● **LISTED RECORDS**
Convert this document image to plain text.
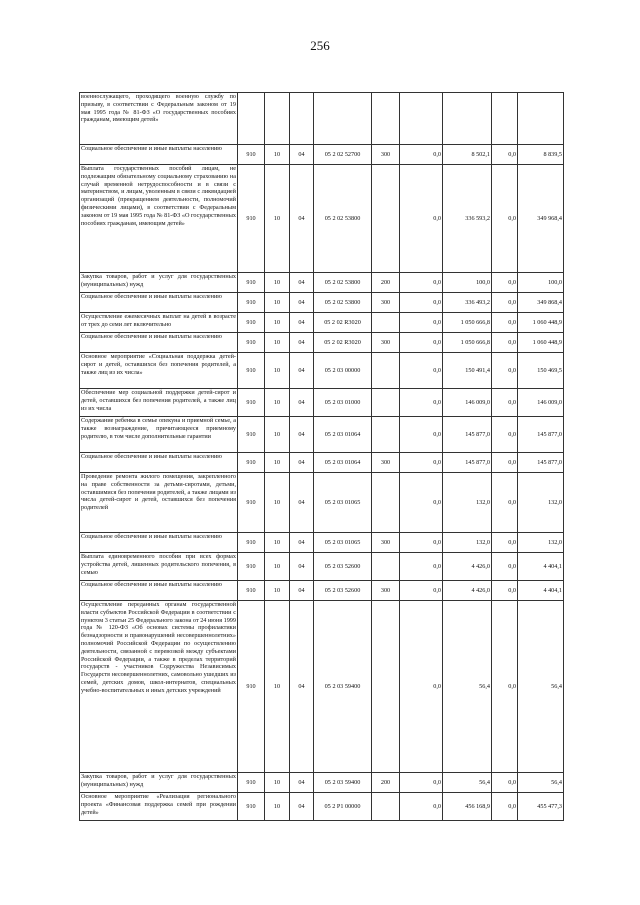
256
военнослужащего, проходящего военную службу по призыву, в соответствии с Федеральным законом от 19 мая 1995 года № 81-ФЗ «О государственных пособиях гражданам, имеющим детей»									
Социальное обеспечение и иные выплаты населению	910	10	04	05 2 02 52700	300	0,0	8 502,1	0,0	8 839,5
Выплата государственных пособий лицам, не подлежащим обязательному социальному страхованию на случай временной нетрудоспособности и в связи с материнством, и лицам, уволенным в связи с ликвидацией организаций (прекращением деятельности, полномочий физическими лицами), в соответствии с Федеральным законом от 19 мая 1995 года № 81-ФЗ «О государственных пособиях гражданам, имеющим детей»	910	10	04	05 2 02 53800		0,0	336 593,2	0,0	349 968,4
Закупка товаров, работ и услуг для государственных (муниципальных) нужд	910	10	04	05 2 02 53800	200	0,0	100,0	0,0	100,0
Социальное обеспечение и иные выплаты населению	910	10	04	05 2 02 53800	300	0,0	336 493,2	0,0	349 868,4
Осуществление ежемесячных выплат на детей в возрасте от трех до семи лет включительно	910	10	04	05 2 02 R3020		0,0	1 050 666,8	0,0	1 060 448,9
Социальное обеспечение и иные выплаты населению	910	10	04	05 2 02 R3020	300	0,0	1 050 666,8	0,0	1 060 448,9
Основное мероприятие «Социальная поддержка детей-сирот и детей, оставшихся без попечения родителей, а также лиц из их числа»	910	10	04	05 2 03 00000		0,0	150 491,4	0,0	150 469,5
Обеспечение мер социальной поддержки детей-сирот и детей, оставшихся без попечения родителей, а также лиц из их числа	910	10	04	05 2 03 01000		0,0	146 009,0	0,0	146 009,0
Содержание ребенка в семье опекуна и приемной семье, а также вознаграждение, причитающееся приемному родителю, в том числе дополнительные гарантии	910	10	04	05 2 03 01064		0,0	145 877,0	0,0	145 877,0
Социальное обеспечение и иные выплаты населению	910	10	04	05 2 03 01064	300	0,0	145 877,0	0,0	145 877,0
Проведение ремонта жилого помещения, закрепленного на праве собственности за детьми-сиротами, детьми, оставшимися без попечения родителей, а также лицами из числа детей-сирот и детей, оставшихся без попечения родителей	910	10	04	05 2 03 01065		0,0	132,0	0,0	132,0
Социальное обеспечение и иные выплаты населению	910	10	04	05 2 03 01065	300	0,0	132,0	0,0	132,0
Выплата единовременного пособия при всех формах устройства детей, лишенных родительского попечения, в семью	910	10	04	05 2 03 52600		0,0	4 426,0	0,0	4 404,1
Социальное обеспечение и иные выплаты населению	910	10	04	05 2 03 52600	300	0,0	4 426,0	0,0	4 404,1
Осуществление переданных органам государственной власти субъектов Российской Федерации в соответствии с пунктом 3 статьи 25 Федерального закона от 24 июня 1999 года № 120-ФЗ «Об основах системы профилактики безнадзорности и правонарушений несовершеннолетних» полномочий Российской Федерации по осуществлению деятельности, связанной с перевозкой между субъектами Российской Федерации, а также в пределах территорий государств - участников Содружества Независимых Государств несовершеннолетних, самовольно ушедших из семей, детских домов, школ-интернатов, специальных учебно-воспитательных и иных детских учреждений	910	10	04	05 2 03 59400		0,0	56,4	0,0	56,4
Закупка товаров, работ и услуг для государственных (муниципальных) нужд	910	10	04	05 2 03 59400	200	0,0	56,4	0,0	56,4
Основное мероприятие «Реализация регионального проекта «Финансовая поддержка семей при рождении детей»	910	10	04	05 2 P1 00000		0,0	456 168,9	0,0	455 477,3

● **DIRECTIVE**
Across the entries, how many lines contain "мероприятие"? Reply with the number only.

● **SOLUTION FOR THIS EXERCISE**
2